Extracted records
☆ ☆ ☆ ☆
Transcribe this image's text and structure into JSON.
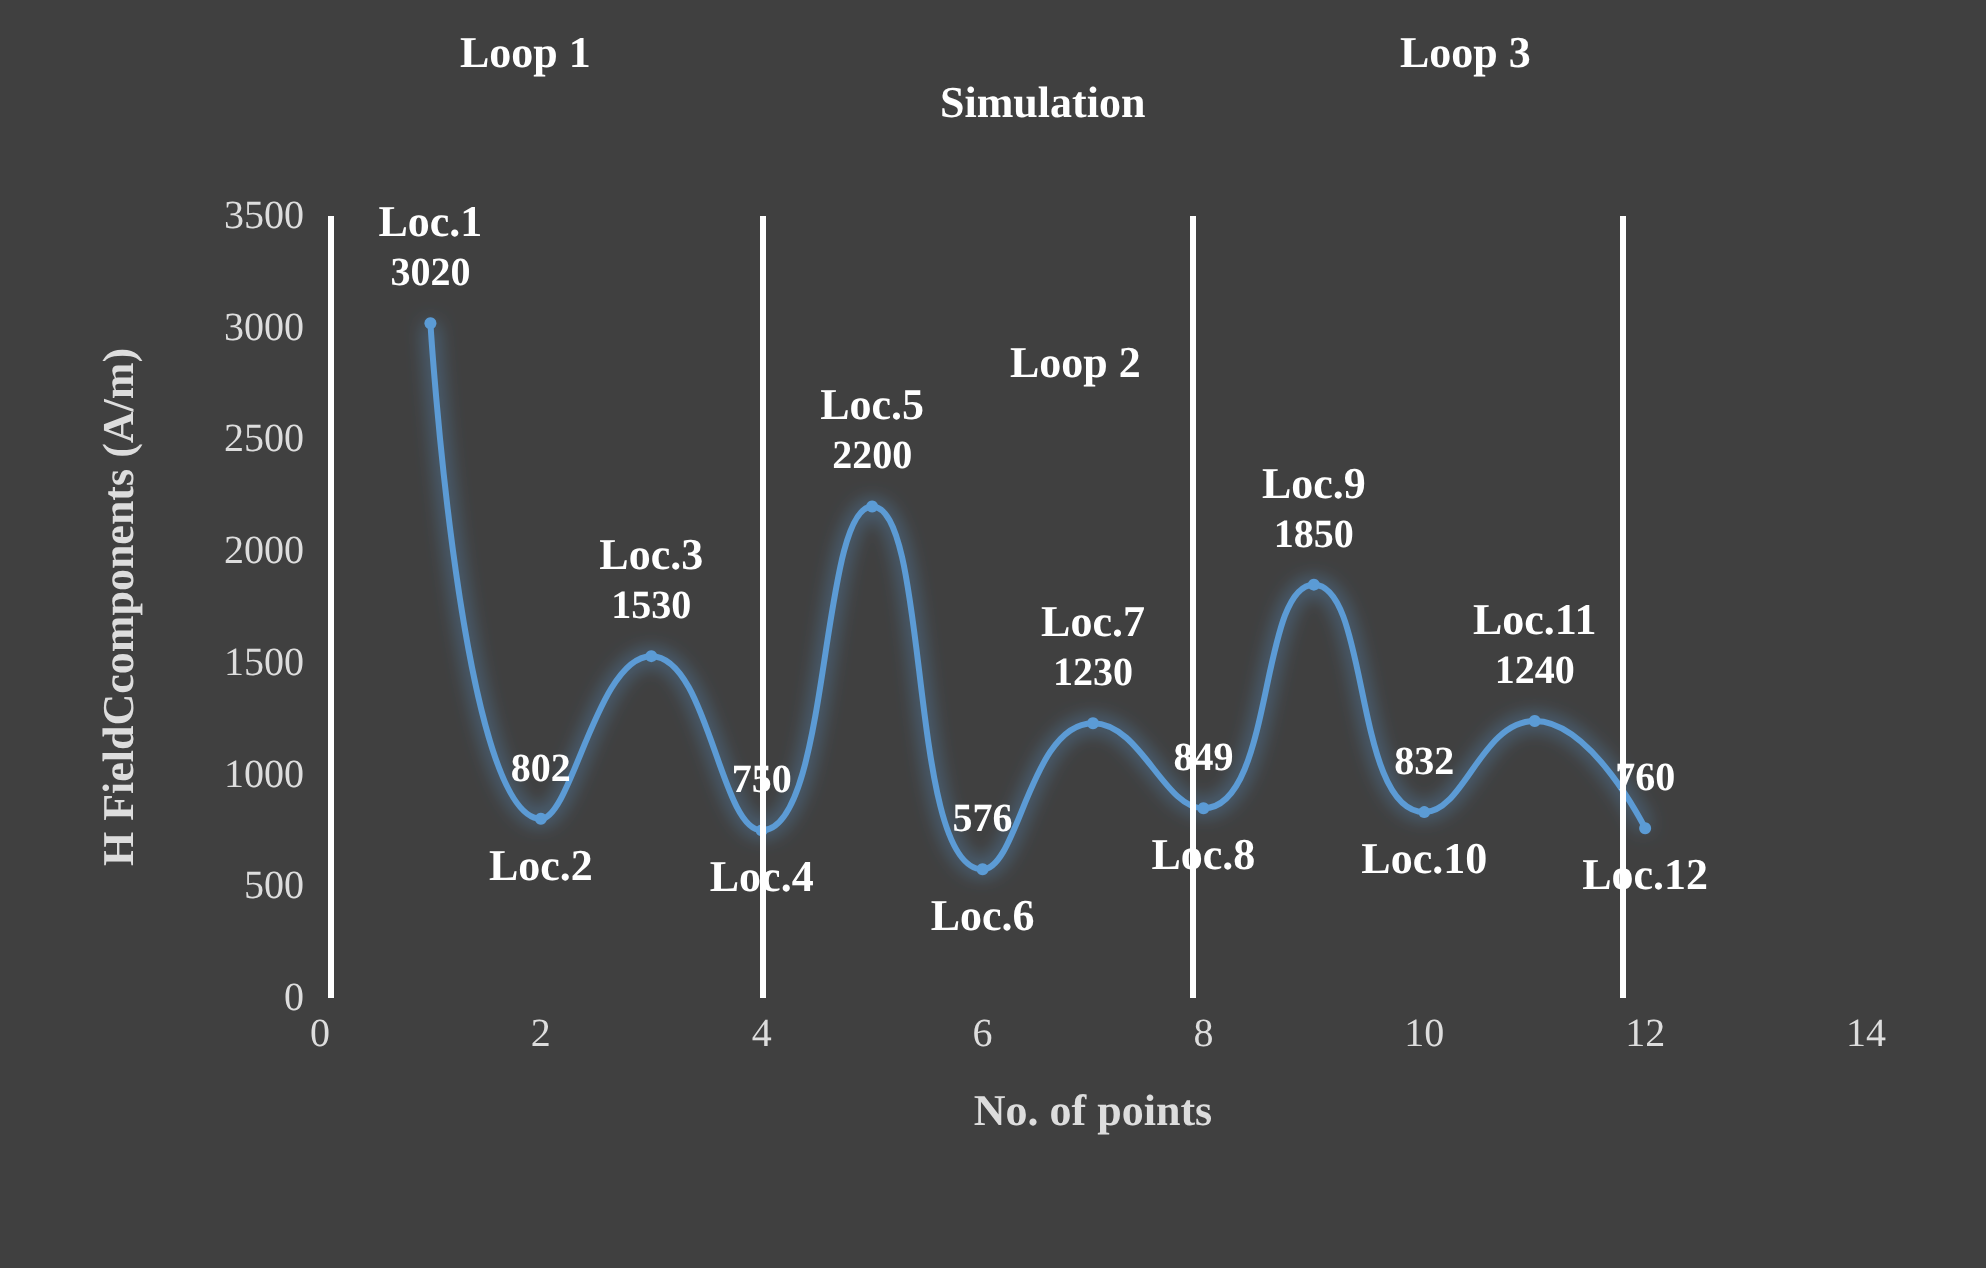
{
  "chart_data": {
    "type": "line",
    "xlabel": "No. of points",
    "ylabel": "H FieldCcomponents (A/m)",
    "x": [
      1,
      2,
      3,
      4,
      5,
      6,
      7,
      8,
      9,
      10,
      11,
      12
    ],
    "series": [
      {
        "color": "#5b9bd5",
        "values": [
          3020,
          802,
          1530,
          750,
          2200,
          576,
          1230,
          849,
          1850,
          832,
          1240,
          760
        ]
      }
    ],
    "xlim": [
      0,
      14
    ],
    "xticks": [
      0,
      2,
      4,
      6,
      8,
      10,
      12,
      14
    ],
    "ylim": [
      0,
      3500
    ],
    "yticks": [
      0,
      500,
      1000,
      1500,
      2000,
      2500,
      3000,
      3500
    ],
    "data_labels": true,
    "grid": false,
    "marker": "circle",
    "line_style": "solid",
    "ref_lines": [
      {
        "axis": "x",
        "value": 0.1,
        "color": "#ffffff"
      },
      {
        "axis": "x",
        "value": 4,
        "color": "#ffffff"
      },
      {
        "axis": "x",
        "value": 7.9,
        "color": "#ffffff"
      },
      {
        "axis": "x",
        "value": 11.8,
        "color": "#ffffff"
      }
    ],
    "annotations": [
      "Loop 1",
      "Simulation",
      "Loop 3",
      "Loop 2",
      {
        "text": "Loc.1",
        "x": 1,
        "y": 3020
      },
      {
        "text": "Loc.2",
        "x": 2,
        "y": 802
      },
      {
        "text": "Loc.3",
        "x": 3,
        "y": 1530
      },
      {
        "text": "Loc.4",
        "x": 4,
        "y": 750
      },
      {
        "text": "Loc.5",
        "x": 5,
        "y": 2200
      },
      {
        "text": "Loc.6",
        "x": 6,
        "y": 576
      },
      {
        "text": "Loc.7",
        "x": 7,
        "y": 1230
      },
      {
        "text": "Loc.8",
        "x": 8,
        "y": 849
      },
      {
        "text": "Loc.9",
        "x": 9,
        "y": 1850
      },
      {
        "text": "Loc.10",
        "x": 10,
        "y": 832
      },
      {
        "text": "Loc.11",
        "x": 11,
        "y": 1240
      },
      {
        "text": "Loc.12",
        "x": 12,
        "y": 760
      }
    ]
  }
}
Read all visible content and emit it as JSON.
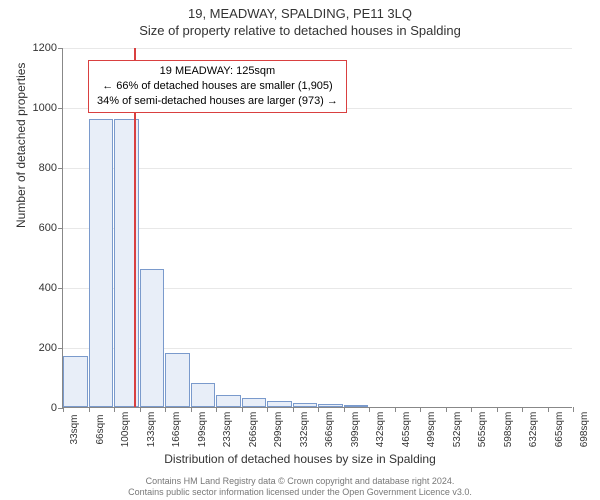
☆ ☆ ☆ ☆
### WHAT IS ASKED
Quote the data exactly, leaving every image out of the copy.

### RESULT FOR THIS EXERCISE
Transcribe this image's text and structure into JSON.
{
  "chart_data": {
    "type": "line",
    "xlabel": "No. of points",
    "ylabel": "H FieldCcomponents (A/m)",
    "x": [
      1,
      2,
      3,
      4,
      5,
      6,
      7,
      8,
      9,
      10,
      11,
      12
    ],
    "series": [
      {
        "color": "#5b9bd5",
        "values": [
          3020,
          802,
          1530,
          750,
          2200,
          576,
          1230,
          849,
          1850,
          832,
          1240,
          760
        ]
      }
    ],
    "xlim": [
      0,
      14
    ],
    "xticks": [
      0,
      2,
      4,
      6,
      8,
      10,
      12,
      14
    ],
    "ylim": [
      0,
      3500
    ],
    "yticks": [
      0,
      500,
      1000,
      1500,
      2000,
      2500,
      3000,
      3500
    ],
    "data_labels": true,
    "grid": false,
    "marker": "circle",
    "line_style": "solid",
    "ref_lines": [
      {
        "axis": "x",
        "value": 0.1,
        "color": "#ffffff"
      },
      {
        "axis": "x",
        "value": 4,
        "color": "#ffffff"
      },
      {
        "axis": "x",
        "value": 7.9,
        "color": "#ffffff"
      },
      {
        "axis": "x",
        "value": 11.8,
        "color": "#ffffff"
      }
    ],
    "annotations": [
      "Loop 1",
      "Simulation",
      "Loop 3",
      "Loop 2",
      {
        "text": "Loc.1",
        "x": 1,
        "y": 3020
      },
      {
        "text": "Loc.2",
        "x": 2,
        "y": 802
      },
      {
        "text": "Loc.3",
        "x": 3,
        "y": 1530
      },
      {
        "text": "Loc.4",
        "x": 4,
        "y": 750
      },
      {
        "text": "Loc.5",
        "x": 5,
        "y": 2200
      },
      {
        "text": "Loc.6",
        "x": 6,
        "y": 576
      },
      {
        "text": "Loc.7",
        "x": 7,
        "y": 1230
      },
      {
        "text": "Loc.8",
        "x": 8,
        "y": 849
      },
      {
        "text": "Loc.9",
        "x": 9,
        "y": 1850
      },
      {
        "text": "Loc.10",
        "x": 10,
        "y": 832
      },
      {
        "text": "Loc.11",
        "x": 11,
        "y": 1240
      },
      {
        "text": "Loc.12",
        "x": 12,
        "y": 760
      }
    ]
  }
}
Read all visible content and emit it as JSON.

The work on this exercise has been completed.